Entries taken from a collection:

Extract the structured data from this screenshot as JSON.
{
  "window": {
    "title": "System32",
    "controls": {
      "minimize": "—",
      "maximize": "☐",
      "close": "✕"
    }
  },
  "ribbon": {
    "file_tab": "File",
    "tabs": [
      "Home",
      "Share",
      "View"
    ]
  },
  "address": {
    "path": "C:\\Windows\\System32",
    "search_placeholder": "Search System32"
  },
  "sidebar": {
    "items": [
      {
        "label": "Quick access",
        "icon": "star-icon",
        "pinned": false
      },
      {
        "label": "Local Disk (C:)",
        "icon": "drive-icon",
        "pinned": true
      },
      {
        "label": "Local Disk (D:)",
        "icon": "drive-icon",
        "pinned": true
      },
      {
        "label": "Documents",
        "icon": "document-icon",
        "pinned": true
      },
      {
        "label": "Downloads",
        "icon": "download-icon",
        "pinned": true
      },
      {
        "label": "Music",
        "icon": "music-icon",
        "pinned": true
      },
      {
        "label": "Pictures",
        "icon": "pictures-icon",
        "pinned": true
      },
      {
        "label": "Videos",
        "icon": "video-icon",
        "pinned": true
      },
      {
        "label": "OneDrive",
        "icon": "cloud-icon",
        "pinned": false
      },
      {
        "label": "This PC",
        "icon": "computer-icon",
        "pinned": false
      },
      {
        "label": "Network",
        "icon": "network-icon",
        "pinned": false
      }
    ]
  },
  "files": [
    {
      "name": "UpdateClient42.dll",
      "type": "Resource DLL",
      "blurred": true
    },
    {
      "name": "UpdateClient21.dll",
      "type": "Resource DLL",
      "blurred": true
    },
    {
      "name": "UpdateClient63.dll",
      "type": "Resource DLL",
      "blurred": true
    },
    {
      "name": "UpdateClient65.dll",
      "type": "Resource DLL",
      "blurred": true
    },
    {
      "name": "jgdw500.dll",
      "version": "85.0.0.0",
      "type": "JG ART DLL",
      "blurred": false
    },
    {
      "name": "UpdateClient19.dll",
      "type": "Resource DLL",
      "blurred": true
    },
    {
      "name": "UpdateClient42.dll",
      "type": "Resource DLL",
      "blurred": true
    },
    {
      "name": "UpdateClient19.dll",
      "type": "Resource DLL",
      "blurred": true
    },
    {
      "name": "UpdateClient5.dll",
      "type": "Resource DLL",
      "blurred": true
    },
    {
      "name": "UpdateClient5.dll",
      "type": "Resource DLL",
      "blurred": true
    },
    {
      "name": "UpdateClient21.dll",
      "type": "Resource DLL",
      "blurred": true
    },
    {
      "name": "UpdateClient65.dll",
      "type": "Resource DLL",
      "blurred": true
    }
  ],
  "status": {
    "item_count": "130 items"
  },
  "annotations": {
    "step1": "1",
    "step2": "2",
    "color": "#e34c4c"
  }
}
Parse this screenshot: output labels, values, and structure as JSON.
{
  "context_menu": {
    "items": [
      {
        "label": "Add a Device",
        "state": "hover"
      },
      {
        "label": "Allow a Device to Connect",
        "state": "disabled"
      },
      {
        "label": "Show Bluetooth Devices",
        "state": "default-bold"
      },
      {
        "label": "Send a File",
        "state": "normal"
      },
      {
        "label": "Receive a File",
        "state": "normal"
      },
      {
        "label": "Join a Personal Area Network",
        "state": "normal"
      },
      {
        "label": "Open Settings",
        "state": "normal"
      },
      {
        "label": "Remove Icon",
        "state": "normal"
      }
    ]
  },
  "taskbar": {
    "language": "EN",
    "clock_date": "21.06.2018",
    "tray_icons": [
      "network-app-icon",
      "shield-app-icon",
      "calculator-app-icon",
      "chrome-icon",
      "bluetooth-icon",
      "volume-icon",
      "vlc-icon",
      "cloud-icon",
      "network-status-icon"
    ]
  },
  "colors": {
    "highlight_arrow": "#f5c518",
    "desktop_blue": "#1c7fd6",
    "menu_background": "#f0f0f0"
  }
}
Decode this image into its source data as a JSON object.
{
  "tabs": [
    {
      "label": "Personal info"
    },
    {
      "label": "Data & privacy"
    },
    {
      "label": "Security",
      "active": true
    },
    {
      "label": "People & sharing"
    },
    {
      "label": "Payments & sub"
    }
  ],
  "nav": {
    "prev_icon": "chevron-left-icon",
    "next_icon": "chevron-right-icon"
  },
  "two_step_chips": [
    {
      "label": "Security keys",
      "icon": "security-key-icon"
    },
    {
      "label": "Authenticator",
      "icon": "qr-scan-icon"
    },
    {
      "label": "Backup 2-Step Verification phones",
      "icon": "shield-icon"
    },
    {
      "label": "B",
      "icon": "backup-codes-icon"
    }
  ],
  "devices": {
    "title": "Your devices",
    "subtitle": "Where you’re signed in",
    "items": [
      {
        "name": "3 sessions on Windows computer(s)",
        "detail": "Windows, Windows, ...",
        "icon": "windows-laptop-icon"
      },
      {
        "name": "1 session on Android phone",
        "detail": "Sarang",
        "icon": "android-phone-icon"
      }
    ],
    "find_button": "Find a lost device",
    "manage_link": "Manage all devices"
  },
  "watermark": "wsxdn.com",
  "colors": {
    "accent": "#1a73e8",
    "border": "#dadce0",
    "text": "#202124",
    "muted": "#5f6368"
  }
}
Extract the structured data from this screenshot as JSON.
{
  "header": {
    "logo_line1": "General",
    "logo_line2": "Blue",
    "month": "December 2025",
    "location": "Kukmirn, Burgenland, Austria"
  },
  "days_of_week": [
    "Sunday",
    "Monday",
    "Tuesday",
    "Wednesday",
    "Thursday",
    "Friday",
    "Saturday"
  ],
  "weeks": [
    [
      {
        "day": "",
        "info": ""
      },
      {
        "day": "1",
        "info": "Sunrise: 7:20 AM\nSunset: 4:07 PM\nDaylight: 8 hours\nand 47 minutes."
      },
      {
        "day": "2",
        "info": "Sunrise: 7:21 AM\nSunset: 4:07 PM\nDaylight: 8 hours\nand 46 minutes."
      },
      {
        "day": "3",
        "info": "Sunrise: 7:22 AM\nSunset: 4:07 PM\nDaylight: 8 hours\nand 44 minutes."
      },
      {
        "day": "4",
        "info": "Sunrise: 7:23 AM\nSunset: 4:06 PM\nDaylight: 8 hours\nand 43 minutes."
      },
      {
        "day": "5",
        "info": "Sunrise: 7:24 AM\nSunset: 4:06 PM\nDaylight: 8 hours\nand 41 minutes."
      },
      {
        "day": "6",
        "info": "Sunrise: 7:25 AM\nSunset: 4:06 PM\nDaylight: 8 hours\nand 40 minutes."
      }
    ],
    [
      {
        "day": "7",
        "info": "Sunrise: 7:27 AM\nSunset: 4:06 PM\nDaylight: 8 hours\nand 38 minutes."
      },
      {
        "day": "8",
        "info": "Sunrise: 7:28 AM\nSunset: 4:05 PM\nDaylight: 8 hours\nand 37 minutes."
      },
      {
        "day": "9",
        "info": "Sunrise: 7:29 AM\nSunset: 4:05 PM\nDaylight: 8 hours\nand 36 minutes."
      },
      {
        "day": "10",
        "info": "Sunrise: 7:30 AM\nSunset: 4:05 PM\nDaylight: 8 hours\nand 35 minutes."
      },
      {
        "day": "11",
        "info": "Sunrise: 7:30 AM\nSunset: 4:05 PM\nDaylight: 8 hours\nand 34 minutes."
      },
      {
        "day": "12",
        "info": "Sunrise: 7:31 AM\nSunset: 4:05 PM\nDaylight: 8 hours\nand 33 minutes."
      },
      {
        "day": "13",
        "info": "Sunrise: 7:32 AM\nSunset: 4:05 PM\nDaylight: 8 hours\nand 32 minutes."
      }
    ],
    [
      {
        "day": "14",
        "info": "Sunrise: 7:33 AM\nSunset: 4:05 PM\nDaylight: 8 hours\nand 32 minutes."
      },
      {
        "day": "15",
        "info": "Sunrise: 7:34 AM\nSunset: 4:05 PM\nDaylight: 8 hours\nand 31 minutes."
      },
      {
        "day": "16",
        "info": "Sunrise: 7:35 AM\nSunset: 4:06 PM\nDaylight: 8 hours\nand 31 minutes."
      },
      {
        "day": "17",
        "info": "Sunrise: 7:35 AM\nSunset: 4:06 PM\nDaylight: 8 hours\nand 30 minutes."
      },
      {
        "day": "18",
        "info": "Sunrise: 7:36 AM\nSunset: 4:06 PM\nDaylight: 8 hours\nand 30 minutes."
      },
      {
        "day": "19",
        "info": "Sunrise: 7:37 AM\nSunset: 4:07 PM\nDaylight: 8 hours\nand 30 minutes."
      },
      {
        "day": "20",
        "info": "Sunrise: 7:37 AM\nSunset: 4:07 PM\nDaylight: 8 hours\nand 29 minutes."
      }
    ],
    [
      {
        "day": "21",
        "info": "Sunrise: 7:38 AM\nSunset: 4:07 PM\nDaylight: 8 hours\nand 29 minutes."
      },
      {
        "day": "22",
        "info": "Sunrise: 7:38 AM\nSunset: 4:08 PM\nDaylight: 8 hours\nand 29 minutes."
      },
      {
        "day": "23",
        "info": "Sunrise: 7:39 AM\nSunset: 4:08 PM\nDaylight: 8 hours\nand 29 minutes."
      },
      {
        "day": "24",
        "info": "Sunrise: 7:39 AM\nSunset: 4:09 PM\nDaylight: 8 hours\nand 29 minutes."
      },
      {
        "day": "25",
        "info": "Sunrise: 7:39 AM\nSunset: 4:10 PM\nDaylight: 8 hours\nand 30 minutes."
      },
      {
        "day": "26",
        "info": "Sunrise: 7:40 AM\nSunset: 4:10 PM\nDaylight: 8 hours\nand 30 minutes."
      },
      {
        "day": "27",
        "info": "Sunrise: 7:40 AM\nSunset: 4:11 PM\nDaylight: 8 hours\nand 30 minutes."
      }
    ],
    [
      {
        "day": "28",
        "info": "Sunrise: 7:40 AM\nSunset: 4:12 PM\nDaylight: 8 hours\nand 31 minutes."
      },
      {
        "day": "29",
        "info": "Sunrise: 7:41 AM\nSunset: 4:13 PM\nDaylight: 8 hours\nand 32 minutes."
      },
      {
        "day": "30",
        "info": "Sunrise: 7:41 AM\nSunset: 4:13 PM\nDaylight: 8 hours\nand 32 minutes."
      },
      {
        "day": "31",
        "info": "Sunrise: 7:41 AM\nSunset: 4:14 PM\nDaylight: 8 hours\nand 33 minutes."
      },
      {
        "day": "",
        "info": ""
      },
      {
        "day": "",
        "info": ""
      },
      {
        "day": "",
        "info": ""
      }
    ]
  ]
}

* Your task *
Pull out every line above that holds the word "JSON".

* Result of the task *
Extract the structured data from this screenshot as JSON.
Parse this screenshot: output labels, values, and structure as JSON.
Decode this image into its source data as a JSON object.
Extract the structured data from this screenshot as JSON.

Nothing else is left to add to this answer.